### DATA FOR PROCESSING

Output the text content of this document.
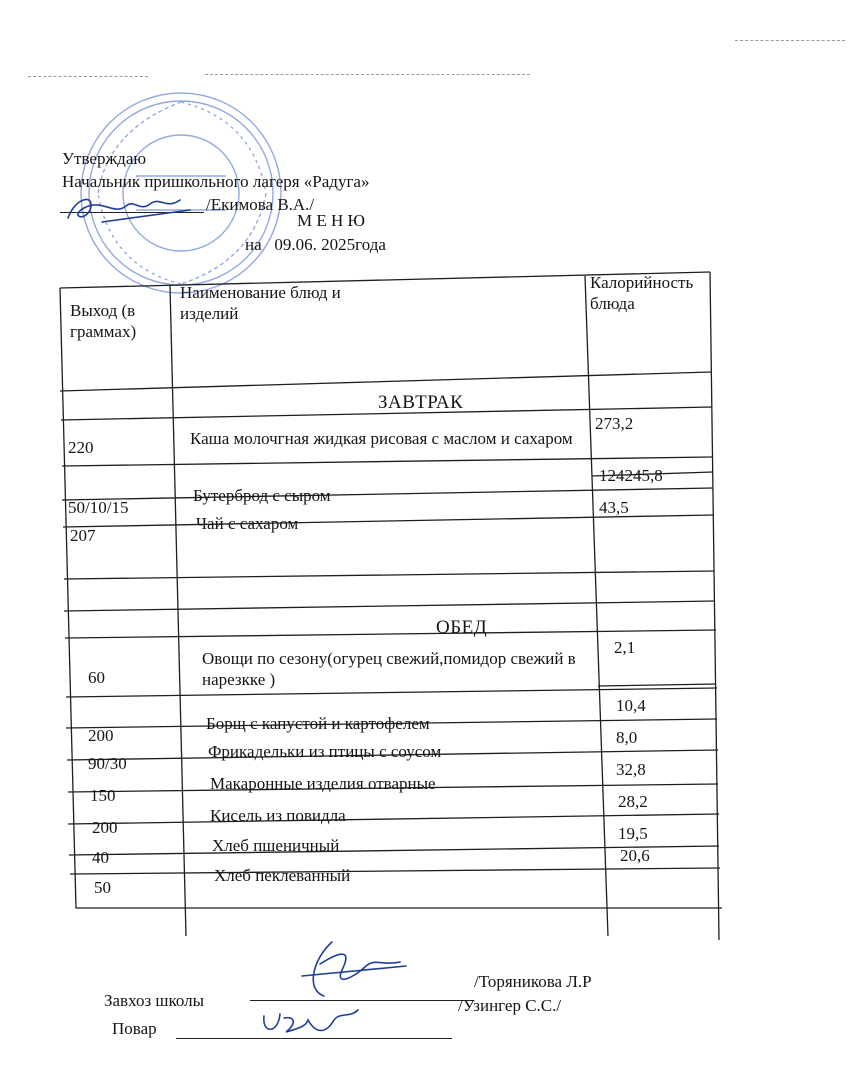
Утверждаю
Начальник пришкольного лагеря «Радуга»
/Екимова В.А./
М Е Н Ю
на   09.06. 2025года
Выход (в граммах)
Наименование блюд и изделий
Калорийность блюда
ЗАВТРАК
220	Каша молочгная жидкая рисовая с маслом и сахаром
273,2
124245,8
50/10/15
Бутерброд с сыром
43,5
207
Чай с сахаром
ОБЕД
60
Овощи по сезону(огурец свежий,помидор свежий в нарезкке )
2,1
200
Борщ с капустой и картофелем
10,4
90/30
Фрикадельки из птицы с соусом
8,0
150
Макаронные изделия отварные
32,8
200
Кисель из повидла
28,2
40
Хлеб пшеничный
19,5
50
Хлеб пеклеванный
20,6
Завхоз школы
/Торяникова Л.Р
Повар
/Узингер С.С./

######
### DATA FOR PROCESSING

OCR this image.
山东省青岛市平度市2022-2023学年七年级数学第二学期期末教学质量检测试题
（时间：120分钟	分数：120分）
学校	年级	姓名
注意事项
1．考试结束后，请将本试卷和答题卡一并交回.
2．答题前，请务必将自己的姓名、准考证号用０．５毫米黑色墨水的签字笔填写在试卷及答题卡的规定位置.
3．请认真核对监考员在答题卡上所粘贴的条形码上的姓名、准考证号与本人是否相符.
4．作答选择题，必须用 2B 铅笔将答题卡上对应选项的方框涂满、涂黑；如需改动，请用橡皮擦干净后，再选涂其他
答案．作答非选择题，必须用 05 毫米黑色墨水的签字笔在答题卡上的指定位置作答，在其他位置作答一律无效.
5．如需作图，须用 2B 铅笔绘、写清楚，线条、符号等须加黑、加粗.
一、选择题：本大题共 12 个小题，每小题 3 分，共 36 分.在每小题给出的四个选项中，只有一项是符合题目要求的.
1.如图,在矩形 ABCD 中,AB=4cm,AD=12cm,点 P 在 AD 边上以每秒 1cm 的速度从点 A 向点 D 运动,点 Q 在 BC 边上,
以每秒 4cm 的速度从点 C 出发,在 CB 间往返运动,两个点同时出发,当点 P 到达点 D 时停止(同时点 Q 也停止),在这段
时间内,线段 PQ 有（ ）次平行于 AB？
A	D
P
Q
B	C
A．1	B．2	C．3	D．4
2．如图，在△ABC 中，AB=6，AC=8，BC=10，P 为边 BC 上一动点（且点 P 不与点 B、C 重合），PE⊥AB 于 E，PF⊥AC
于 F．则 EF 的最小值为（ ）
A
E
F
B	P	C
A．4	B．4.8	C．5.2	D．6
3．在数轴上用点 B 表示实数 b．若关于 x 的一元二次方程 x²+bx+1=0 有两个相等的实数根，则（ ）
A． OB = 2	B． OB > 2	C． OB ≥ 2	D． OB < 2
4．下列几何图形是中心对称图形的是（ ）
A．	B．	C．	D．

######
### DATA FOR PROCESSING

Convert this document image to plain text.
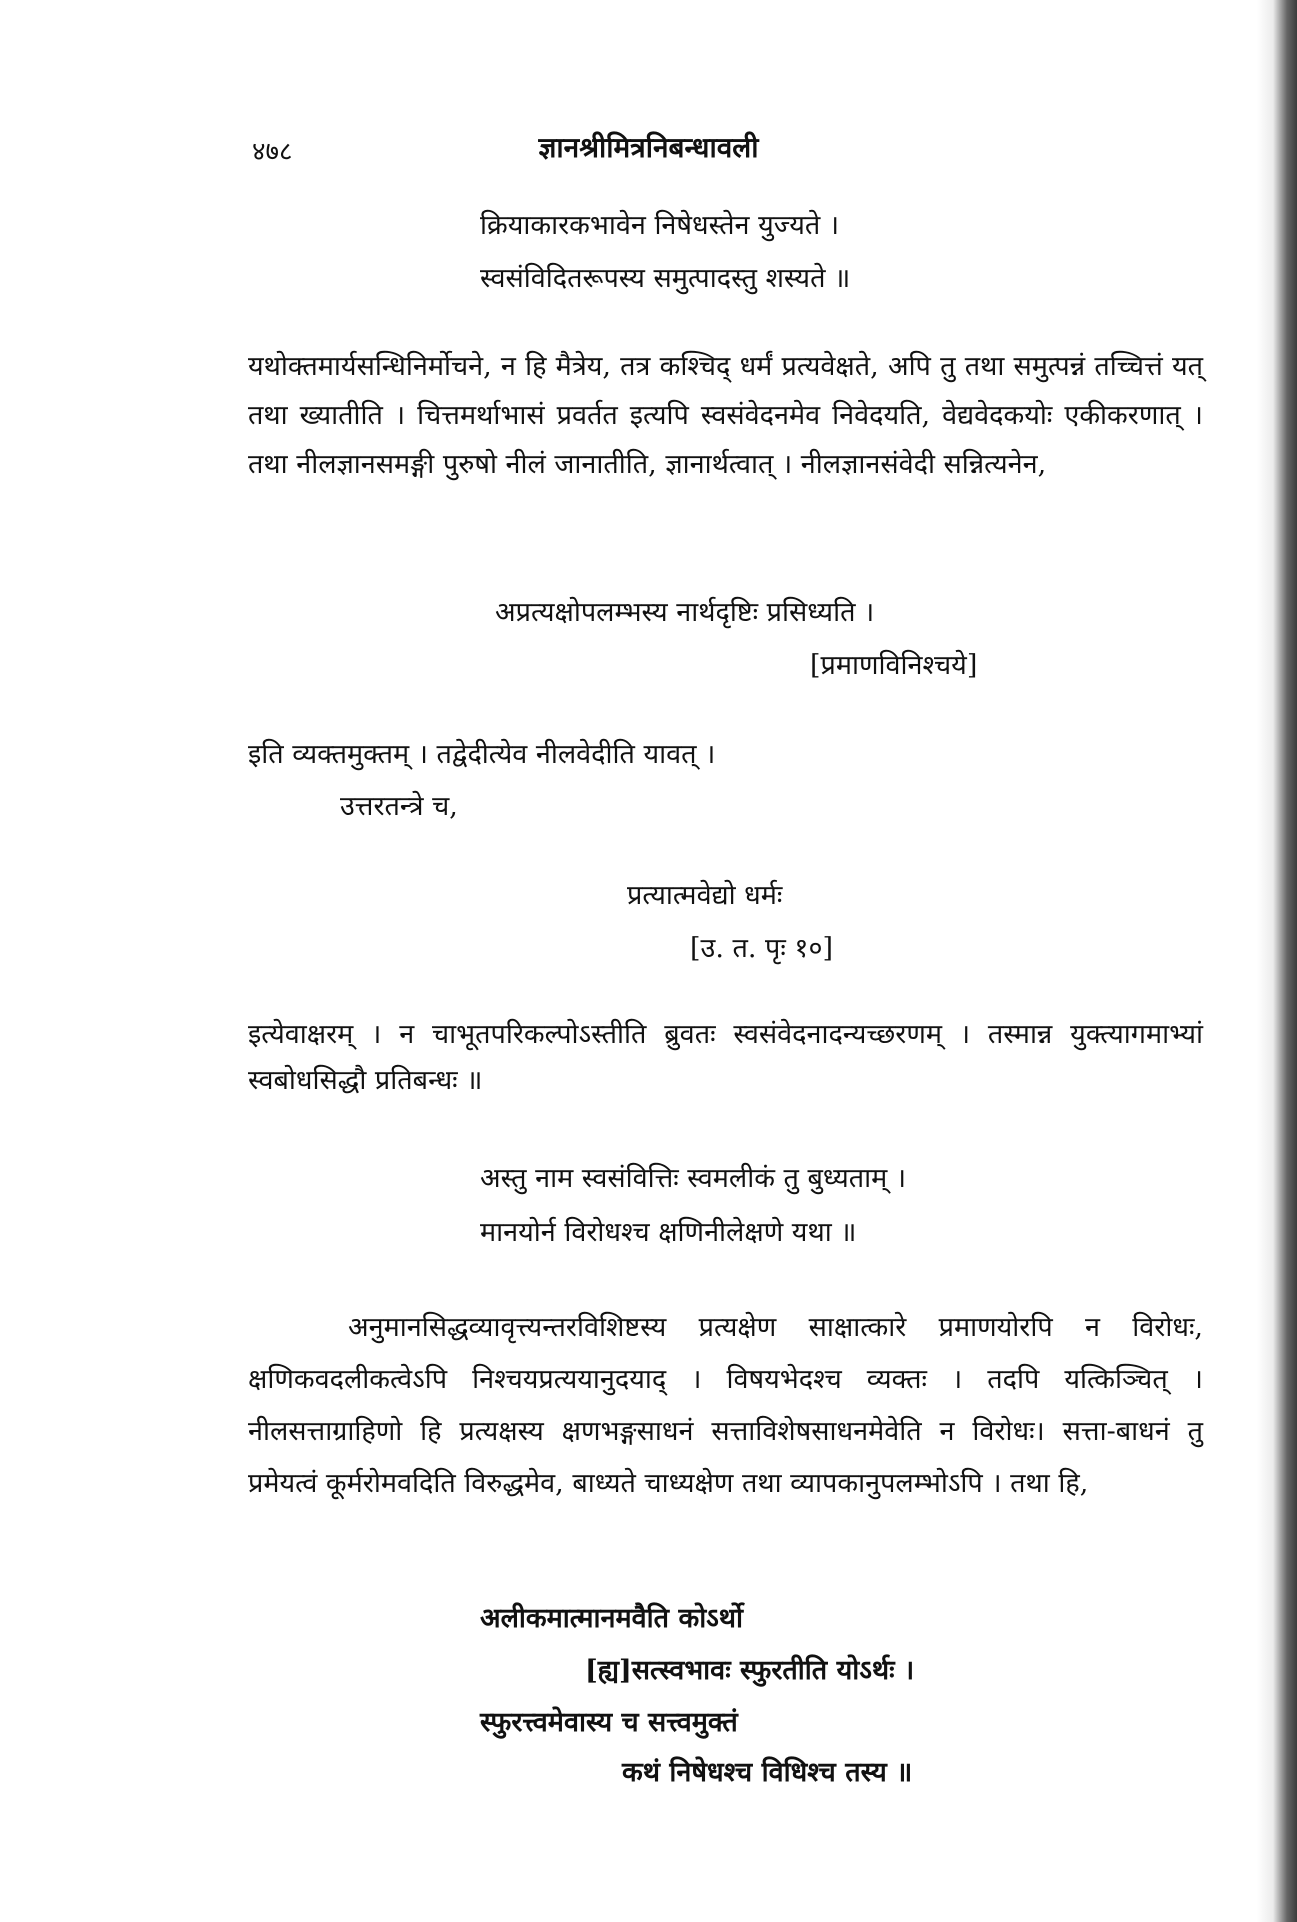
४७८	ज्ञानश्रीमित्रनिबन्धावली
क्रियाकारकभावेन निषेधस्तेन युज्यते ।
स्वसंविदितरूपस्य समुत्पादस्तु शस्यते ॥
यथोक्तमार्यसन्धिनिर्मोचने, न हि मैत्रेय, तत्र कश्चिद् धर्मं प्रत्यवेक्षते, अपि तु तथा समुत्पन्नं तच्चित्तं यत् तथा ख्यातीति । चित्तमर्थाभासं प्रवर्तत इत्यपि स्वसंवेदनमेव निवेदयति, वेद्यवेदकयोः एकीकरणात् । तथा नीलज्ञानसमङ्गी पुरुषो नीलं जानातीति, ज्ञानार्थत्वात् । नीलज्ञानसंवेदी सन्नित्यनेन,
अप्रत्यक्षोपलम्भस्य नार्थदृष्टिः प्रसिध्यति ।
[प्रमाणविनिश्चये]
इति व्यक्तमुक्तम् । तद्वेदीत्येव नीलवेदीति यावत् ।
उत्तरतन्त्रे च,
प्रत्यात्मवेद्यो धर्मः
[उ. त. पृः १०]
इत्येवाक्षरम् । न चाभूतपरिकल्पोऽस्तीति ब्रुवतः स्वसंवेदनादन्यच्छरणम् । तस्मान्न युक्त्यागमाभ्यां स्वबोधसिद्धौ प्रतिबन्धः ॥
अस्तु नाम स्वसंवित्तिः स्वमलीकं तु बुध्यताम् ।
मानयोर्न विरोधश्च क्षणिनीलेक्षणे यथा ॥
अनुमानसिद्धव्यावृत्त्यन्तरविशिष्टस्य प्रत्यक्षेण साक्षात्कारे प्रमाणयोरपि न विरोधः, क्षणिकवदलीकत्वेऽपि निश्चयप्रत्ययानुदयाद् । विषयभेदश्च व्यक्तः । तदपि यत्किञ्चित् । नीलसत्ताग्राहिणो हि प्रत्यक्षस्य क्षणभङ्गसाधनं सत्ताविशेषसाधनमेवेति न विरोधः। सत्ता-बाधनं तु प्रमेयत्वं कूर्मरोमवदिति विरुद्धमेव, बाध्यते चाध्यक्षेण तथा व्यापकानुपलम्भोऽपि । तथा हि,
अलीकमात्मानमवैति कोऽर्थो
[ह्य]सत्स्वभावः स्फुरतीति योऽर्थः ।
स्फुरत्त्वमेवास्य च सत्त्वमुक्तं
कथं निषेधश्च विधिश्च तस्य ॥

######

_REQUEST_. Copy every line from the records above that contains the word "this".

_RESULT BELOW_.
Output the text content of this document.
OCR this image.
Convert this document image to plain text.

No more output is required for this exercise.